*TO BE DONE:*
Take the material below and write it all out again exactly.

*INPUT RECORDS:*

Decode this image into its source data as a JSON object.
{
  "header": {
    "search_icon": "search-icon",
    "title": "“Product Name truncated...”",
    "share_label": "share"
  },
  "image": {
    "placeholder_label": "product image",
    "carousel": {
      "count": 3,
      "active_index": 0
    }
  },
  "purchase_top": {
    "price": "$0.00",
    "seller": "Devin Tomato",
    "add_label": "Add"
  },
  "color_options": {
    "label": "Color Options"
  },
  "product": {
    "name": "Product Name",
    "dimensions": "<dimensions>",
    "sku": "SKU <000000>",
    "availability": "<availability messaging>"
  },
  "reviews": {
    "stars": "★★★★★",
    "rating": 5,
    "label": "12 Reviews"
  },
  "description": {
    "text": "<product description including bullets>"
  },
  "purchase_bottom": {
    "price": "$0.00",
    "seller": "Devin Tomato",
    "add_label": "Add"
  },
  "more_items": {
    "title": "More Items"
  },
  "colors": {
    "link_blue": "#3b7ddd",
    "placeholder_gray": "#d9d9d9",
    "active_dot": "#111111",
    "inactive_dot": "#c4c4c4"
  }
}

*RESULT:*
Decode this image into its source data as a JSON object.
{
  "header": {
    "search_icon": "search-icon",
    "title": "“Product Name truncated...”",
    "share_label": "share"
  },
  "image": {
    "placeholder_label": "product image",
    "carousel": {
      "count": 3,
      "active_index": 0
    }
  },
  "purchase_top": {
    "price": "$0.00",
    "seller": "Devin Tomato",
    "add_label": "Add"
  },
  "color_options": {
    "label": "Color Options"
  },
  "product": {
    "name": "Product Name",
    "dimensions": "<dimensions>",
    "sku": "SKU <000000>",
    "availability": "<availability messaging>"
  },
  "reviews": {
    "stars": "★★★★★",
    "rating": 5,
    "label": "12 Reviews"
  },
  "description": {
    "text": "<product description including bullets>"
  },
  "purchase_bottom": {
    "price": "$0.00",
    "seller": "Devin Tomato",
    "add_label": "Add"
  },
  "more_items": {
    "title": "More Items"
  },
  "colors": {
    "link_blue": "#3b7ddd",
    "placeholder_gray": "#d9d9d9",
    "active_dot": "#111111",
    "inactive_dot": "#c4c4c4"
  }
}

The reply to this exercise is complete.